• **PROBLEM STATEMENT**: Extract the complete listing and output it unchanged.
# START OF DATA EXCERPTS
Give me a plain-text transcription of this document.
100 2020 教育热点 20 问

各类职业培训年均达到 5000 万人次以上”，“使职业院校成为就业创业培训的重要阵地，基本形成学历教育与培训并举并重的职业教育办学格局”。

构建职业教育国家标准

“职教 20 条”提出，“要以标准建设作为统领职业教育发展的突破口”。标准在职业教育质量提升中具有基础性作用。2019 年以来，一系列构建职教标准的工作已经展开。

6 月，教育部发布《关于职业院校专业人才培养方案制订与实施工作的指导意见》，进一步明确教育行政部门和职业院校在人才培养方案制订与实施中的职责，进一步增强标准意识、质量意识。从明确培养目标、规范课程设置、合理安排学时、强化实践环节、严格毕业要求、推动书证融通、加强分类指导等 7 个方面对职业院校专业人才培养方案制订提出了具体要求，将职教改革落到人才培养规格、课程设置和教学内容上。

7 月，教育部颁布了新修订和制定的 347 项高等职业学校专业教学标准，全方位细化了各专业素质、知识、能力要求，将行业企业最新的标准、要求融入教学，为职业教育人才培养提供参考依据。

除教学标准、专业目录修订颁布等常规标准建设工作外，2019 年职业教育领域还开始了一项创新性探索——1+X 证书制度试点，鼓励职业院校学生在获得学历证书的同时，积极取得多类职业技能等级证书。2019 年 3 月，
# END OF DATA EXCERPTS
• **WRITTEN SOLUTION**:
Give me a plain-text transcription of this document.
100 2020 教育热点 20 问

各类职业培训年均达到 5000 万人次以上”，“使职业院校成为就业创业培训的重要阵地，基本形成学历教育与培训并举并重的职业教育办学格局”。

构建职业教育国家标准

“职教 20 条”提出，“要以标准建设作为统领职业教育发展的突破口”。标准在职业教育质量提升中具有基础性作用。2019 年以来，一系列构建职教标准的工作已经展开。

6 月，教育部发布《关于职业院校专业人才培养方案制订与实施工作的指导意见》，进一步明确教育行政部门和职业院校在人才培养方案制订与实施中的职责，进一步增强标准意识、质量意识。从明确培养目标、规范课程设置、合理安排学时、强化实践环节、严格毕业要求、推动书证融通、加强分类指导等 7 个方面对职业院校专业人才培养方案制订提出了具体要求，将职教改革落到人才培养规格、课程设置和教学内容上。

7 月，教育部颁布了新修订和制定的 347 项高等职业学校专业教学标准，全方位细化了各专业素质、知识、能力要求，将行业企业最新的标准、要求融入教学，为职业教育人才培养提供参考依据。

除教学标准、专业目录修订颁布等常规标准建设工作外，2019 年职业教育领域还开始了一项创新性探索——1+X 证书制度试点，鼓励职业院校学生在获得学历证书的同时，积极取得多类职业技能等级证书。2019 年 3 月，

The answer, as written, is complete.